• [TASK TO CARRY OUT] Count lines holding the string "Pearson" in the data that follows. Reply with one number only.

Dataset records on visual material:

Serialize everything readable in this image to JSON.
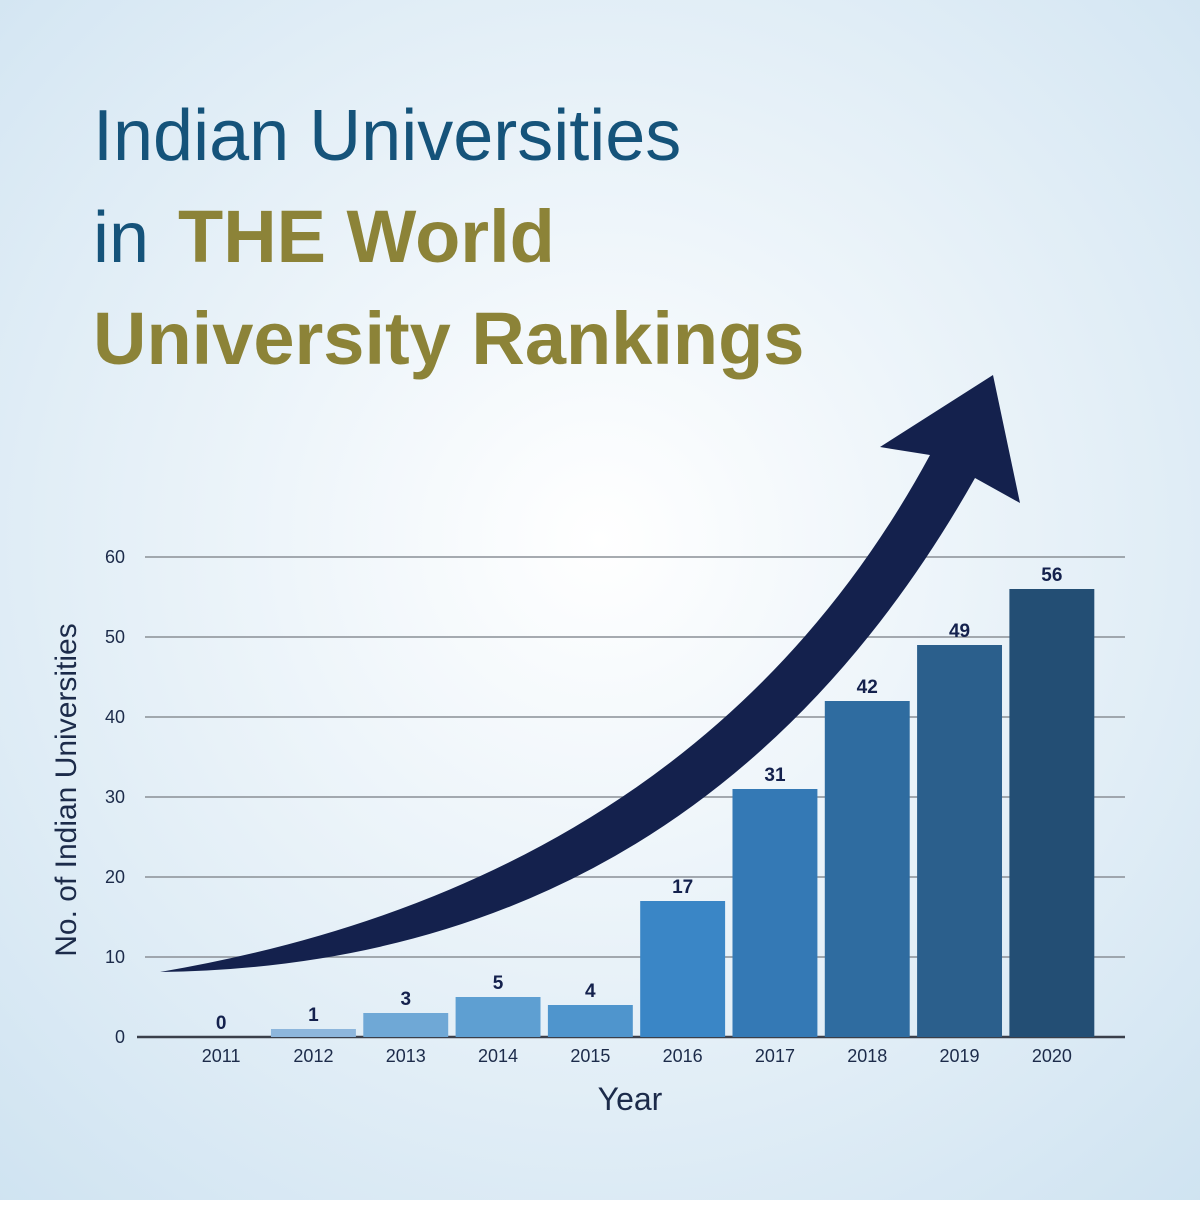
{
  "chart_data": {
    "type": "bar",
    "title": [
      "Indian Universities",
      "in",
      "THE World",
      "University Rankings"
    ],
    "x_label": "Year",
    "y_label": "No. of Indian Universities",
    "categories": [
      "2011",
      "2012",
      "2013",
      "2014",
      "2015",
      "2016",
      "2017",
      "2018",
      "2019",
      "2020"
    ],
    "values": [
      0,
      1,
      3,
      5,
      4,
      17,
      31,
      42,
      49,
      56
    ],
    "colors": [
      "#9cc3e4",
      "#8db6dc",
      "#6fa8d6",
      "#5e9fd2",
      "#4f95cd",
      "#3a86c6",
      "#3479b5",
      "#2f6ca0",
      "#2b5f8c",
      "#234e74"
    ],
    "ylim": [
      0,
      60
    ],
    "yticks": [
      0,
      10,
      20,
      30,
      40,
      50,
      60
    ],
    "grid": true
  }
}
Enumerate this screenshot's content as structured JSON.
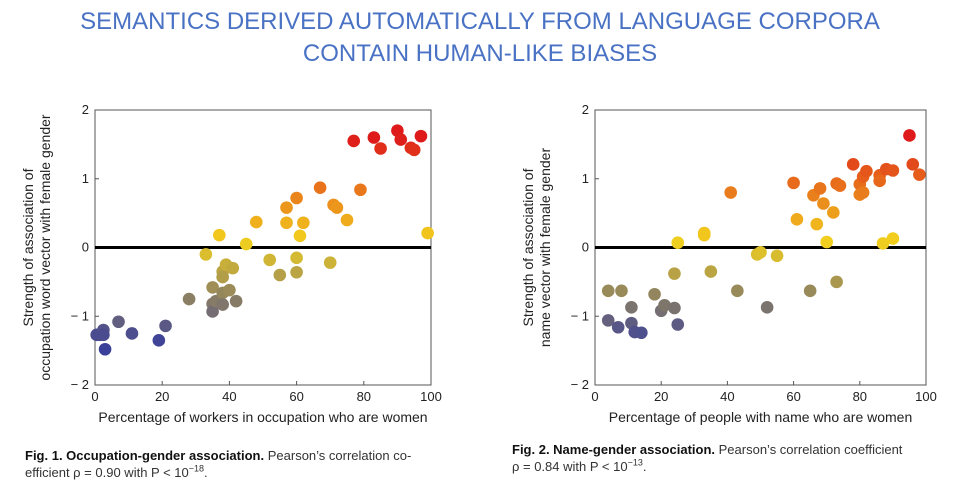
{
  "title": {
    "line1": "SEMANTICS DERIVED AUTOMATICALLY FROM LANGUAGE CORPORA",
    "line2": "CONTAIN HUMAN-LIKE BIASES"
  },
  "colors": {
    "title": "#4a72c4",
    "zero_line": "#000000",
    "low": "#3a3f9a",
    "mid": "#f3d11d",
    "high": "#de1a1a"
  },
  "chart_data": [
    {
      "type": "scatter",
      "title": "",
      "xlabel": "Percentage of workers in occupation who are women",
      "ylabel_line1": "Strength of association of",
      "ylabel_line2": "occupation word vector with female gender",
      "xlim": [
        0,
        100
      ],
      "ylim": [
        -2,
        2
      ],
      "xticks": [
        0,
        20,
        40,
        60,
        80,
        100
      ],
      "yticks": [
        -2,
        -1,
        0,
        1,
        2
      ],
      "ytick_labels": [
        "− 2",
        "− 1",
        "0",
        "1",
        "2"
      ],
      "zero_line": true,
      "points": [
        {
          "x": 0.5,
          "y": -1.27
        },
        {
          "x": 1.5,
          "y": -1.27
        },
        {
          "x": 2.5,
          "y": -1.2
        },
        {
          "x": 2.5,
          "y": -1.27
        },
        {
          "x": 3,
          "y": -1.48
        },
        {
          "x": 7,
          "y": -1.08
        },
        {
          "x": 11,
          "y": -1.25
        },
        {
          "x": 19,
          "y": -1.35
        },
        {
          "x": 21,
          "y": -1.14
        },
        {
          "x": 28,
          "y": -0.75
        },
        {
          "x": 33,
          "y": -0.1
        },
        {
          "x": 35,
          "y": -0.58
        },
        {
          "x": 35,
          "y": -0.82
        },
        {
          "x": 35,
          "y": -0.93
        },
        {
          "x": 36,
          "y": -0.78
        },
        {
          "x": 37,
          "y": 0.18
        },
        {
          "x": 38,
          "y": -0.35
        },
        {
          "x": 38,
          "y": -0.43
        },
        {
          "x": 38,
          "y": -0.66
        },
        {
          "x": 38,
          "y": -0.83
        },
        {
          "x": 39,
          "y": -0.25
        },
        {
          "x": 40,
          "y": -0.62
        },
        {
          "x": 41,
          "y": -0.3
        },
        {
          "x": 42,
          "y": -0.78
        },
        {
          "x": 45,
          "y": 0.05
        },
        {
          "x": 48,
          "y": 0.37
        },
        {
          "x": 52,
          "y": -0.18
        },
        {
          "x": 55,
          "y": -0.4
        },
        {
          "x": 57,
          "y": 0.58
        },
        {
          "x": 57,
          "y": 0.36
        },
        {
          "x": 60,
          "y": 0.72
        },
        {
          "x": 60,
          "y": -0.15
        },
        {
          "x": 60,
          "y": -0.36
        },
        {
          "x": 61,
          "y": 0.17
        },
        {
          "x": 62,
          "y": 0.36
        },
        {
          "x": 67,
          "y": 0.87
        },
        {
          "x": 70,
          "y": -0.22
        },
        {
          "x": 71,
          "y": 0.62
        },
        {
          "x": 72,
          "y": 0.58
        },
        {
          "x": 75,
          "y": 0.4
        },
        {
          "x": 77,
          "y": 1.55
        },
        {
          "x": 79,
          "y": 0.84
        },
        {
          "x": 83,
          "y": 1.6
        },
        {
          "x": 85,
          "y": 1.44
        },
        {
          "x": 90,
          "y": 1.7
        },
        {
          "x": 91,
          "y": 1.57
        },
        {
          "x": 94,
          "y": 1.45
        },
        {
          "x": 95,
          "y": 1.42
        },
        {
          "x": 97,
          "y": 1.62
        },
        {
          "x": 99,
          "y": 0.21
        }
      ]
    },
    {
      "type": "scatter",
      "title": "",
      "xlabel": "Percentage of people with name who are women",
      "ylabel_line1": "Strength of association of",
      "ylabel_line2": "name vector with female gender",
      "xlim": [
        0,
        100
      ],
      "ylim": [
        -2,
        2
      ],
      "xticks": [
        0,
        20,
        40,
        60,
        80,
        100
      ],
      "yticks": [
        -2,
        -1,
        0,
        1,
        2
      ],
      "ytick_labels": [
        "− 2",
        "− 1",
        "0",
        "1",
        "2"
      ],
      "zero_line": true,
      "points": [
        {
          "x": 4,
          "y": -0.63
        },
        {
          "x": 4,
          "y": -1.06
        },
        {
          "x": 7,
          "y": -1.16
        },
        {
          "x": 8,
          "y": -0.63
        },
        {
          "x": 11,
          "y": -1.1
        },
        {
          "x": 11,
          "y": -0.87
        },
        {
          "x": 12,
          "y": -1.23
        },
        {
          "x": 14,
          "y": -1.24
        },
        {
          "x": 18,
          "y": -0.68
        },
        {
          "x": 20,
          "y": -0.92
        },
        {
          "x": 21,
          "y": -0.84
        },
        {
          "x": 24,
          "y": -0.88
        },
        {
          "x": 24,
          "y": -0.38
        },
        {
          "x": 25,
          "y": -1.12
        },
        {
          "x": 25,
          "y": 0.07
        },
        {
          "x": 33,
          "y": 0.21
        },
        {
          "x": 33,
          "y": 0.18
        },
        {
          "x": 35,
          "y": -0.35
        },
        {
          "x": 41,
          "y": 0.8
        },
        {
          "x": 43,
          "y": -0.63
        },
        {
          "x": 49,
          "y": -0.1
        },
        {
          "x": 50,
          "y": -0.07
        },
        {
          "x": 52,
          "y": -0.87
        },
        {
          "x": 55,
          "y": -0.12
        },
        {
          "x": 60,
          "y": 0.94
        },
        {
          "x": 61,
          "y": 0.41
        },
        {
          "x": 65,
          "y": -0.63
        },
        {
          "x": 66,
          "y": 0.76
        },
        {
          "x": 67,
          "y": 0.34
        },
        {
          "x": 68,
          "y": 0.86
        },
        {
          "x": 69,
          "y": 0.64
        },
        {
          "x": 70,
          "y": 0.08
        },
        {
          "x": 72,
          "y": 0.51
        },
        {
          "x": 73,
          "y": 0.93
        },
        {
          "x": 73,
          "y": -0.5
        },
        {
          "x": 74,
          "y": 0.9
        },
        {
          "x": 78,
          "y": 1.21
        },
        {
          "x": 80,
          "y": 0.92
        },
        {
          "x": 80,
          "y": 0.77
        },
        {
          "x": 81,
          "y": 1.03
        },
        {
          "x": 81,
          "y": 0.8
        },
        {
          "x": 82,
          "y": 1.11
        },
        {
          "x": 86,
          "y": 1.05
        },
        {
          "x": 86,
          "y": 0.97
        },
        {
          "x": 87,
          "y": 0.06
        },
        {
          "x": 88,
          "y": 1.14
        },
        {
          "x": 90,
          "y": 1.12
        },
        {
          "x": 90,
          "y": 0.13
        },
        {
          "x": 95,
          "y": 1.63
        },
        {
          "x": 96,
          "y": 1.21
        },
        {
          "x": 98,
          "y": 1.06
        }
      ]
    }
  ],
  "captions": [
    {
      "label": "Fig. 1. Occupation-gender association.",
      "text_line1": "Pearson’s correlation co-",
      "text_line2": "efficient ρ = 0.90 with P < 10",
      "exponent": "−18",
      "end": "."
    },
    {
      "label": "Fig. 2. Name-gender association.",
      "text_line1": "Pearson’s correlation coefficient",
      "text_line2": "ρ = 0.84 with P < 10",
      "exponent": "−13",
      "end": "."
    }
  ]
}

• [RESPONSE FOR THIS EXERCISE] 2